+++ Records shown
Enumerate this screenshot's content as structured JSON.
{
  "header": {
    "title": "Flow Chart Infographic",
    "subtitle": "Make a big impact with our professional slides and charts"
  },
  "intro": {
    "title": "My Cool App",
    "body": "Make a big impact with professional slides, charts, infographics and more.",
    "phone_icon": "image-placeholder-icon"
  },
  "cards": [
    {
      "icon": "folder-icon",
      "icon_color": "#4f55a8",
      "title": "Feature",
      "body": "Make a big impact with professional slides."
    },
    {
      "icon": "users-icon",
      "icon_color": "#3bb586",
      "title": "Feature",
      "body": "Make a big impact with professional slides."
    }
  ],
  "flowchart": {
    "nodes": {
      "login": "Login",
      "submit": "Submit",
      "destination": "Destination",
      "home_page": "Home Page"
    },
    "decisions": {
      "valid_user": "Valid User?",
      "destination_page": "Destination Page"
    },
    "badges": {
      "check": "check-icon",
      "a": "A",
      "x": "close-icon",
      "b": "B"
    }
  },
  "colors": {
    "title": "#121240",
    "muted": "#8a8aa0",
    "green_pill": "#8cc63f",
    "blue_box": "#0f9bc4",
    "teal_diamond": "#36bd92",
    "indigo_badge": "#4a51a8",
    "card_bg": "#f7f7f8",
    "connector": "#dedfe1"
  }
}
++++++
Problem to work on: Print the listing above in its entirety, with every line exact.

Written solution:
Enumerate this screenshot's content as structured JSON.
{
  "header": {
    "title": "Flow Chart Infographic",
    "subtitle": "Make a big impact with our professional slides and charts"
  },
  "intro": {
    "title": "My Cool App",
    "body": "Make a big impact with professional slides, charts, infographics and more.",
    "phone_icon": "image-placeholder-icon"
  },
  "cards": [
    {
      "icon": "folder-icon",
      "icon_color": "#4f55a8",
      "title": "Feature",
      "body": "Make a big impact with professional slides."
    },
    {
      "icon": "users-icon",
      "icon_color": "#3bb586",
      "title": "Feature",
      "body": "Make a big impact with professional slides."
    }
  ],
  "flowchart": {
    "nodes": {
      "login": "Login",
      "submit": "Submit",
      "destination": "Destination",
      "home_page": "Home Page"
    },
    "decisions": {
      "valid_user": "Valid User?",
      "destination_page": "Destination Page"
    },
    "badges": {
      "check": "check-icon",
      "a": "A",
      "x": "close-icon",
      "b": "B"
    }
  },
  "colors": {
    "title": "#121240",
    "muted": "#8a8aa0",
    "green_pill": "#8cc63f",
    "blue_box": "#0f9bc4",
    "teal_diamond": "#36bd92",
    "indigo_badge": "#4a51a8",
    "card_bg": "#f7f7f8",
    "connector": "#dedfe1"
  }
}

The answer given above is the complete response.